**Task statement:**
Retype each line exactly. Skip images.

═════ Material to process

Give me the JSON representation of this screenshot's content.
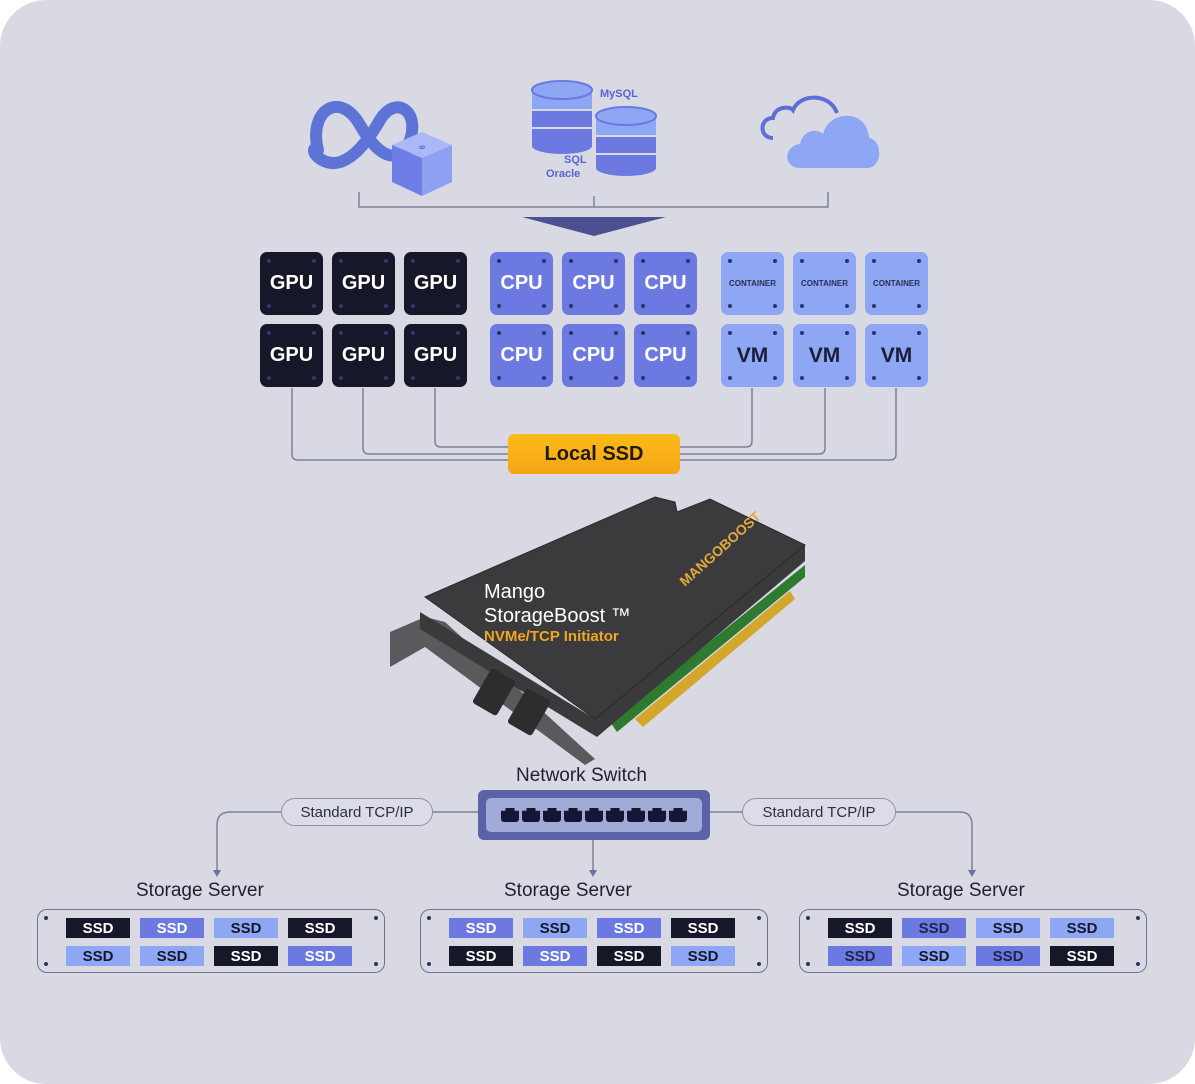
{
  "sources": {
    "meta_icon": "meta-infinity-logo",
    "database_labels": {
      "mysql": "MySQL",
      "sql": "SQL",
      "oracle": "Oracle"
    },
    "cloud_icon": "cloud-icon"
  },
  "compute": {
    "gpu_label": "GPU",
    "cpu_label": "CPU",
    "container_label": "CONTAINER",
    "vm_label": "VM",
    "grid": {
      "gpu": {
        "rows": 2,
        "cols": 3
      },
      "cpu": {
        "rows": 2,
        "cols": 3
      },
      "container_row": 3,
      "vm_row": 3
    }
  },
  "local_ssd": {
    "label": "Local SSD"
  },
  "card": {
    "title_line1": "Mango",
    "title_line2": "StorageBoost ™",
    "subtitle": "NVMe/TCP Initiator",
    "brand": "MANGOBOOST"
  },
  "network": {
    "switch_label": "Network Switch",
    "port_count": 9,
    "link_left": "Standard TCP/IP",
    "link_right": "Standard TCP/IP"
  },
  "servers": [
    {
      "title": "Storage Server",
      "ssd_label": "SSD",
      "rows": [
        [
          "dark",
          "medium",
          "light",
          "dark"
        ],
        [
          "light",
          "light",
          "dark",
          "medium"
        ]
      ]
    },
    {
      "title": "Storage Server",
      "ssd_label": "SSD",
      "rows": [
        [
          "medium",
          "light",
          "medium",
          "dark"
        ],
        [
          "dark",
          "medium",
          "dark",
          "light"
        ]
      ]
    },
    {
      "title": "Storage Server",
      "ssd_label": "SSD",
      "rows": [
        [
          "dark",
          "medium-alt",
          "light",
          "light"
        ],
        [
          "medium-alt",
          "light",
          "medium-alt",
          "dark"
        ]
      ]
    }
  ],
  "colors": {
    "background": "#d9d9e4",
    "gpu": "#161729",
    "cpu": "#6c79e0",
    "container_vm": "#8ea7f5",
    "local_ssd": "#f7a413",
    "accent_text": "#f0a623",
    "switch": "#5b62a8"
  }
}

══════════

**Finished answer:**
Give me the JSON representation of this screenshot's content.
{
  "sources": {
    "meta_icon": "meta-infinity-logo",
    "database_labels": {
      "mysql": "MySQL",
      "sql": "SQL",
      "oracle": "Oracle"
    },
    "cloud_icon": "cloud-icon"
  },
  "compute": {
    "gpu_label": "GPU",
    "cpu_label": "CPU",
    "container_label": "CONTAINER",
    "vm_label": "VM",
    "grid": {
      "gpu": {
        "rows": 2,
        "cols": 3
      },
      "cpu": {
        "rows": 2,
        "cols": 3
      },
      "container_row": 3,
      "vm_row": 3
    }
  },
  "local_ssd": {
    "label": "Local SSD"
  },
  "card": {
    "title_line1": "Mango",
    "title_line2": "StorageBoost ™",
    "subtitle": "NVMe/TCP Initiator",
    "brand": "MANGOBOOST"
  },
  "network": {
    "switch_label": "Network Switch",
    "port_count": 9,
    "link_left": "Standard TCP/IP",
    "link_right": "Standard TCP/IP"
  },
  "servers": [
    {
      "title": "Storage Server",
      "ssd_label": "SSD",
      "rows": [
        [
          "dark",
          "medium",
          "light",
          "dark"
        ],
        [
          "light",
          "light",
          "dark",
          "medium"
        ]
      ]
    },
    {
      "title": "Storage Server",
      "ssd_label": "SSD",
      "rows": [
        [
          "medium",
          "light",
          "medium",
          "dark"
        ],
        [
          "dark",
          "medium",
          "dark",
          "light"
        ]
      ]
    },
    {
      "title": "Storage Server",
      "ssd_label": "SSD",
      "rows": [
        [
          "dark",
          "medium-alt",
          "light",
          "light"
        ],
        [
          "medium-alt",
          "light",
          "medium-alt",
          "dark"
        ]
      ]
    }
  ],
  "colors": {
    "background": "#d9d9e4",
    "gpu": "#161729",
    "cpu": "#6c79e0",
    "container_vm": "#8ea7f5",
    "local_ssd": "#f7a413",
    "accent_text": "#f0a623",
    "switch": "#5b62a8"
  }
}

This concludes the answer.